#### [Challenge]
Look for the string "material" and copy every line that has it.
═══
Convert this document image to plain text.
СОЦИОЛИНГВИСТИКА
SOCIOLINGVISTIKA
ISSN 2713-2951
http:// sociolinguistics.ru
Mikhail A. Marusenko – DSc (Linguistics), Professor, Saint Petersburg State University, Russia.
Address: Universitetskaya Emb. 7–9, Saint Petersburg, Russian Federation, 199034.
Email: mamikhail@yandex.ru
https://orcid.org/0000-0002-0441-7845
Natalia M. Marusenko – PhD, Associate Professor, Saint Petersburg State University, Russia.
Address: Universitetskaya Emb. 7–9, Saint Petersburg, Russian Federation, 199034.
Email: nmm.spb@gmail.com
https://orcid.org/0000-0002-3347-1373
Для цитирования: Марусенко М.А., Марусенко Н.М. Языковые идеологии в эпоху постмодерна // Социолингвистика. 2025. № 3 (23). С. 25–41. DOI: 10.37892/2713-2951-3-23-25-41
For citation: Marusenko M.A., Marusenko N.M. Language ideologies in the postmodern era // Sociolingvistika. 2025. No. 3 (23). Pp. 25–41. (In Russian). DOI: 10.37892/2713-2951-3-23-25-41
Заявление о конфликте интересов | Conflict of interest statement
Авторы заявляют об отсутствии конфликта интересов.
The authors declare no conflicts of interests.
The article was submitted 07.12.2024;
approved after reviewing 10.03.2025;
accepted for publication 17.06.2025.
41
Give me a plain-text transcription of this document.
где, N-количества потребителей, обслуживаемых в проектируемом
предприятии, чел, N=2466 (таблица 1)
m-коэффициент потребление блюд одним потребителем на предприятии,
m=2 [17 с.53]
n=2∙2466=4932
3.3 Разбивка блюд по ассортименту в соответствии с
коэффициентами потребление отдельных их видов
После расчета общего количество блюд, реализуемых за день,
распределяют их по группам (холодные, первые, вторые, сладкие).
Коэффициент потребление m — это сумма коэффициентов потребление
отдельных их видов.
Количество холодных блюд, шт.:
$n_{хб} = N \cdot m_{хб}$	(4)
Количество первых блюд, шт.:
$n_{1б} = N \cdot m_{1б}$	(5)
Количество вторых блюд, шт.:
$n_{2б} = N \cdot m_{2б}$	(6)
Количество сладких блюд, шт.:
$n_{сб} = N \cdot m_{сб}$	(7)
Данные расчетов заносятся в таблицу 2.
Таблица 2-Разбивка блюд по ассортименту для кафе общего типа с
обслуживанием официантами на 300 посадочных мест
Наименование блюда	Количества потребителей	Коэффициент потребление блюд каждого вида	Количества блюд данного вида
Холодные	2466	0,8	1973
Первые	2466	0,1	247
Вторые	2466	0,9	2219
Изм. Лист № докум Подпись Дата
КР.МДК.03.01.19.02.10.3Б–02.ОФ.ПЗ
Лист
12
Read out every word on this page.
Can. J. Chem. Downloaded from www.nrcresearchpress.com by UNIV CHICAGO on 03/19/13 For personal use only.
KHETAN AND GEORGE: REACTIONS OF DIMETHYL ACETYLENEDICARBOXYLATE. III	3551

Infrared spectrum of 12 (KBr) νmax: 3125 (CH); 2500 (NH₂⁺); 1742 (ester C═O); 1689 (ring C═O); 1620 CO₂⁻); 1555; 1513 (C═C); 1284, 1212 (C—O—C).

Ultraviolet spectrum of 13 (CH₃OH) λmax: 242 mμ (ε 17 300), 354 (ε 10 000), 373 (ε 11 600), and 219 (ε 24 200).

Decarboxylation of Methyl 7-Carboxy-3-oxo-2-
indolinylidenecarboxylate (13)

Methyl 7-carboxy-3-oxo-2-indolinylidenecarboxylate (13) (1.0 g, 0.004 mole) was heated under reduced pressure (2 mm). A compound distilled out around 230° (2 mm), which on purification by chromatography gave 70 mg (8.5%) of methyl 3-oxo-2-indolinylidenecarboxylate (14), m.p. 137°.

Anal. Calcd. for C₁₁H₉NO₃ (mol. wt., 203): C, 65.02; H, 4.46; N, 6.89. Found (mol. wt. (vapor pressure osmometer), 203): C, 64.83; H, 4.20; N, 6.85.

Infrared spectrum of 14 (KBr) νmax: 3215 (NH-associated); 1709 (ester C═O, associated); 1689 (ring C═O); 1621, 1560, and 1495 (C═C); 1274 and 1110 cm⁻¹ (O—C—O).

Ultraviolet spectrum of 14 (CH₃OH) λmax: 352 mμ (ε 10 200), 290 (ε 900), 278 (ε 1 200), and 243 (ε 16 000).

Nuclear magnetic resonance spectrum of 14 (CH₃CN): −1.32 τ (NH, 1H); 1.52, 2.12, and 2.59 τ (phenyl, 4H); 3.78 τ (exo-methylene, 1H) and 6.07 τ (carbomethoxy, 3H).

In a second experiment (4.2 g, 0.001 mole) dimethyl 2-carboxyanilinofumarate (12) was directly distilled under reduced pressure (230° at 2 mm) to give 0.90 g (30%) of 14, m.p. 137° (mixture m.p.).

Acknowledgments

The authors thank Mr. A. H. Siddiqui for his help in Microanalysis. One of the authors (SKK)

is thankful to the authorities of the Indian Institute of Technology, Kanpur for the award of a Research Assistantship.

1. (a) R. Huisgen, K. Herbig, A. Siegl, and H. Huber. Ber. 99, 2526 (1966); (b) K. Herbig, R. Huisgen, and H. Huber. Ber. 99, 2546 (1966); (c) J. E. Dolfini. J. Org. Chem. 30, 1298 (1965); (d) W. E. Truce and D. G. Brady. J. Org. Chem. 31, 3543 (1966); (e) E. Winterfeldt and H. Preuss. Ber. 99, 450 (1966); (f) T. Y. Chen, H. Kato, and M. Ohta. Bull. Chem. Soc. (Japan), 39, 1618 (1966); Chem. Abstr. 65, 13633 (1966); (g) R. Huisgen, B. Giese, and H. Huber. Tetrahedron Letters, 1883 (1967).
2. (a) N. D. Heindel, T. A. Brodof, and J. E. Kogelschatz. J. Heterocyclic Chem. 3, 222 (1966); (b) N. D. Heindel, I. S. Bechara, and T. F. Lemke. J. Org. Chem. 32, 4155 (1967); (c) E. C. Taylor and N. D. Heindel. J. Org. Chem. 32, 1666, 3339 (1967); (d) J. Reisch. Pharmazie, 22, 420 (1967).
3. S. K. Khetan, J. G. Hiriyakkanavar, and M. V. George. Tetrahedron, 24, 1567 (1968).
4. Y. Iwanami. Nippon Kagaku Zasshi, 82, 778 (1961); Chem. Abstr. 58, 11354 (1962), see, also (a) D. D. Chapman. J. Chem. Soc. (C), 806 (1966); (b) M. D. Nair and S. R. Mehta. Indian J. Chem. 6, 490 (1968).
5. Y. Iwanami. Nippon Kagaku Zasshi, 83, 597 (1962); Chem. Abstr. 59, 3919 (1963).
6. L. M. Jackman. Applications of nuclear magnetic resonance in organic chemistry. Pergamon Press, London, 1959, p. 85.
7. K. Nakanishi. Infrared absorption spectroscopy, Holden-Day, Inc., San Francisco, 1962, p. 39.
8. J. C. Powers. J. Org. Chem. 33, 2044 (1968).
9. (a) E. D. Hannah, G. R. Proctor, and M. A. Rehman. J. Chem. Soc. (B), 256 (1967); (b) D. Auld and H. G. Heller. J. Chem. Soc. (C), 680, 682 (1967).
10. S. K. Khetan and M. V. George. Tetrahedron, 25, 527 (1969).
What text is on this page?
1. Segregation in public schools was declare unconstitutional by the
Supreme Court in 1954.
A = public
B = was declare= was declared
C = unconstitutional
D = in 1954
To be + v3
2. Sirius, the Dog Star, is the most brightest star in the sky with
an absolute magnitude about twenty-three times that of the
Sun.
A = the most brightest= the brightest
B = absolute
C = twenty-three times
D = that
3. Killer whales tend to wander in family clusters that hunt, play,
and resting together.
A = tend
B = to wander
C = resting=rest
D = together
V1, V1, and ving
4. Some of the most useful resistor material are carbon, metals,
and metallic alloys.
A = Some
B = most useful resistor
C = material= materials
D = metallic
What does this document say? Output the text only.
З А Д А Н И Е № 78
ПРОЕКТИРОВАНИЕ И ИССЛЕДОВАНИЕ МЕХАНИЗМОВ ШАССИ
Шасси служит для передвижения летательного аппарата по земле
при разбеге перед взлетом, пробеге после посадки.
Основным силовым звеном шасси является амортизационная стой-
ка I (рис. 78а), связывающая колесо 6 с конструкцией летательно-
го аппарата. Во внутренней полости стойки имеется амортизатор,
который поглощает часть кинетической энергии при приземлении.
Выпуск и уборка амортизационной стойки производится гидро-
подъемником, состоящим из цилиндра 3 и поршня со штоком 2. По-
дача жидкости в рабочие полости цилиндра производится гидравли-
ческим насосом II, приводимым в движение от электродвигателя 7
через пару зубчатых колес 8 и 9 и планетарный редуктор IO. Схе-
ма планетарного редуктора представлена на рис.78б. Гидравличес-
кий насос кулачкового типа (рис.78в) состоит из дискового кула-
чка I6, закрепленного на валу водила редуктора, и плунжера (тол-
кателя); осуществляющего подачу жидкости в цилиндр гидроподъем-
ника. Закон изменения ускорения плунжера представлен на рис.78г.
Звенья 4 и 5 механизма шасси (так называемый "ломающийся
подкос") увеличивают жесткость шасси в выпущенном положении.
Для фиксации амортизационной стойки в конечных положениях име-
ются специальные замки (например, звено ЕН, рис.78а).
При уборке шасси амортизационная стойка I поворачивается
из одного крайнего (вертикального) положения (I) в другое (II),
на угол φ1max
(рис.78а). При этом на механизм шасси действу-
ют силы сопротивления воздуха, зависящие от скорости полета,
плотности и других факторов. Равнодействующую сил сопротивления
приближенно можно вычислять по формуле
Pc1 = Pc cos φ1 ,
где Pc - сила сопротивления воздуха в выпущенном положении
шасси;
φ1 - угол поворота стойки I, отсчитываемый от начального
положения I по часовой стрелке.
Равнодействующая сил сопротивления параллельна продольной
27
═══
#### [Task result]
4. Some of the most useful resistor material are carbon, metals,
C = material= materials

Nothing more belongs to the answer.